Select all lines with the string "Output" in them, and copy those lines.

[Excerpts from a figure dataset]
>>>
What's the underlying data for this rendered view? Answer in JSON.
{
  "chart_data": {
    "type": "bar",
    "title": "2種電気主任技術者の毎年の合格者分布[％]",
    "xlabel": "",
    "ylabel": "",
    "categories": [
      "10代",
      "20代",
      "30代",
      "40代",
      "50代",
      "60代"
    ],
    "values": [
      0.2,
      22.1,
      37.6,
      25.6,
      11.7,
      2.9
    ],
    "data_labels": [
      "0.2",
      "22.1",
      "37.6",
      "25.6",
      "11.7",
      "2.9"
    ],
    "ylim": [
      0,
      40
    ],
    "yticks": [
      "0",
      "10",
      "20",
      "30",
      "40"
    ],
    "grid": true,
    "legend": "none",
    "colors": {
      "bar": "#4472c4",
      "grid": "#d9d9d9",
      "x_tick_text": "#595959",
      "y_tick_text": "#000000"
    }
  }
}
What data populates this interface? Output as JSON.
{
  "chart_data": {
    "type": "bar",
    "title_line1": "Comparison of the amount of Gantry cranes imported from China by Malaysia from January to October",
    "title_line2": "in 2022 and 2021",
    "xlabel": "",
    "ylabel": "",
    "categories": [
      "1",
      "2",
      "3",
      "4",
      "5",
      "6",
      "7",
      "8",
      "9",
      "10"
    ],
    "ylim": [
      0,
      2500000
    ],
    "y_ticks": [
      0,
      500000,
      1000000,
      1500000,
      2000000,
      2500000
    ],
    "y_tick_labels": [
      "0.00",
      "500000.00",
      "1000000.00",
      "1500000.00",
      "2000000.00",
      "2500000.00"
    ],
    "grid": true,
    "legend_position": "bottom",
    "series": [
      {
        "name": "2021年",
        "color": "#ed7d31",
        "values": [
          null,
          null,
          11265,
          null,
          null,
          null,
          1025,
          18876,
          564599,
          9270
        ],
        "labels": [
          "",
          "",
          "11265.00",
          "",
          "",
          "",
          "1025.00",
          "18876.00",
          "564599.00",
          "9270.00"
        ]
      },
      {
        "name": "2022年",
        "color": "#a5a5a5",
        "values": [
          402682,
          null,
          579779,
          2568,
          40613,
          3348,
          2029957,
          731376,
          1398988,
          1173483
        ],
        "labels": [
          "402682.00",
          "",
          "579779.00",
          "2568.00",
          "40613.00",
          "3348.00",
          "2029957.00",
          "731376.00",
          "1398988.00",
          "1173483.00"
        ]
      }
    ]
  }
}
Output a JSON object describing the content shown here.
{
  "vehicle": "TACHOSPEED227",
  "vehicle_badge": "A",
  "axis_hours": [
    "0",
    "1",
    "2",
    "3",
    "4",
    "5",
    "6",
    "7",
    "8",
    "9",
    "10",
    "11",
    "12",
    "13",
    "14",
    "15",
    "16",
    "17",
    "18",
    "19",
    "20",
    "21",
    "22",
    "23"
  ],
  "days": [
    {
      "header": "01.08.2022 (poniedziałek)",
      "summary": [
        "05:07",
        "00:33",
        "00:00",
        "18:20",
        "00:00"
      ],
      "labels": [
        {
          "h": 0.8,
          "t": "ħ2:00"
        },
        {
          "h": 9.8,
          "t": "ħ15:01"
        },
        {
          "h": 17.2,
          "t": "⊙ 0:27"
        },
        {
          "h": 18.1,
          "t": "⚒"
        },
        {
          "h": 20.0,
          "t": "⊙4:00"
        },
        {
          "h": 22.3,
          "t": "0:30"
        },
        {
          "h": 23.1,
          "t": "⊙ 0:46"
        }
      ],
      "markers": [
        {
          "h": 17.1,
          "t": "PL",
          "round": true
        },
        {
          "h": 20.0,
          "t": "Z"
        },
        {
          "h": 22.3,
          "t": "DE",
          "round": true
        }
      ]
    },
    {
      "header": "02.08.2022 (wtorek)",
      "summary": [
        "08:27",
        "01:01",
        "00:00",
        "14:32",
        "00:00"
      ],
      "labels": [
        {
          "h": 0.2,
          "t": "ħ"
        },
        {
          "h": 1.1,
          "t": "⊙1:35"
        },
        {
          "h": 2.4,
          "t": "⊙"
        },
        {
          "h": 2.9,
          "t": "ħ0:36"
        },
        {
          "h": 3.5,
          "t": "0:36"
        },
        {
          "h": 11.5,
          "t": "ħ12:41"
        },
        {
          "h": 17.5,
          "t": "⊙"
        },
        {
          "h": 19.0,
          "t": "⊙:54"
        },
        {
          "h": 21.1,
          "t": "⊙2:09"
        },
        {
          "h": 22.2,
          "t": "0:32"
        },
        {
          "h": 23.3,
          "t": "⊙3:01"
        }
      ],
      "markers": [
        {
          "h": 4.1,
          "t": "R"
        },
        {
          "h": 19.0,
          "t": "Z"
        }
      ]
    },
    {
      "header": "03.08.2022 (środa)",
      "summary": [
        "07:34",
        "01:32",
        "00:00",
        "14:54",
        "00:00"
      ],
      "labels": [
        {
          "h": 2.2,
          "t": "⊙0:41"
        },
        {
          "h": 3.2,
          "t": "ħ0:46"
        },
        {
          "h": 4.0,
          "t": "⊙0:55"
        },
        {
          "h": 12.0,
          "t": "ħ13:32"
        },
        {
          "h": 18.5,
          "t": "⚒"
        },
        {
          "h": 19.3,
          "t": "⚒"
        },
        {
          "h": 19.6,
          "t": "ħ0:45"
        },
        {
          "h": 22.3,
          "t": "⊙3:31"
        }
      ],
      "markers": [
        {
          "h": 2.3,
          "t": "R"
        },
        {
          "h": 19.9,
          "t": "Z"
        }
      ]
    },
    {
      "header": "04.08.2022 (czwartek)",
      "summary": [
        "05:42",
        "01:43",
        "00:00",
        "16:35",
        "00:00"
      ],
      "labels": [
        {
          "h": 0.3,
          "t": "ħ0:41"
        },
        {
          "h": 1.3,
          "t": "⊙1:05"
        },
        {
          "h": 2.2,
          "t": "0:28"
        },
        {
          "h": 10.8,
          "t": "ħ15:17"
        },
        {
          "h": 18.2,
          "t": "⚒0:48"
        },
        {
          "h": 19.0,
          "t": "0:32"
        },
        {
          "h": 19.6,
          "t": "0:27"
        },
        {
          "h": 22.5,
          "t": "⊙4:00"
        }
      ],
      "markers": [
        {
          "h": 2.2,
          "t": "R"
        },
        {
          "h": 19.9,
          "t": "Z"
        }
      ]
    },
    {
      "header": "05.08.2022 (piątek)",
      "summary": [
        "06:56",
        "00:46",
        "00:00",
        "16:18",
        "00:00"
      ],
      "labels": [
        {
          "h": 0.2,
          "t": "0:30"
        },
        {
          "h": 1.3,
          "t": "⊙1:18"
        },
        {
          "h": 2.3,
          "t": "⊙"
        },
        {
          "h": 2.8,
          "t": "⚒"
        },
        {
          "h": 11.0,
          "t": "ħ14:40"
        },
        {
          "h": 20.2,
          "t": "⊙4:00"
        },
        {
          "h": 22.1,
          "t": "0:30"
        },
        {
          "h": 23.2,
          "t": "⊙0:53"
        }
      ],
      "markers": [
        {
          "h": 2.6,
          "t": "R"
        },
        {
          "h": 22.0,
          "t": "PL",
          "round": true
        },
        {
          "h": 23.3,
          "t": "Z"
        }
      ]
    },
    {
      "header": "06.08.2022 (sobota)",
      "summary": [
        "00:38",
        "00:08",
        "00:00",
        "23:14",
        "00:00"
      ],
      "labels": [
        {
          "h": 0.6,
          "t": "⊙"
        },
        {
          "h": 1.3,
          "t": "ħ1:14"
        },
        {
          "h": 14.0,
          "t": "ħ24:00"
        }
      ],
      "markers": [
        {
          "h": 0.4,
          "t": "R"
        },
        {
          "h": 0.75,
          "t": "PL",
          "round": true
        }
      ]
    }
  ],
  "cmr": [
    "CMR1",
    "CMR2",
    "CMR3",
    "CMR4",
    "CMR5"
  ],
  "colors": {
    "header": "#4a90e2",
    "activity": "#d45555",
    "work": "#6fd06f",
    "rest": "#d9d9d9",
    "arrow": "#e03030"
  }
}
<<<
Result:
What data populates this interface? Output as JSON.
Output a JSON object describing the content shown here.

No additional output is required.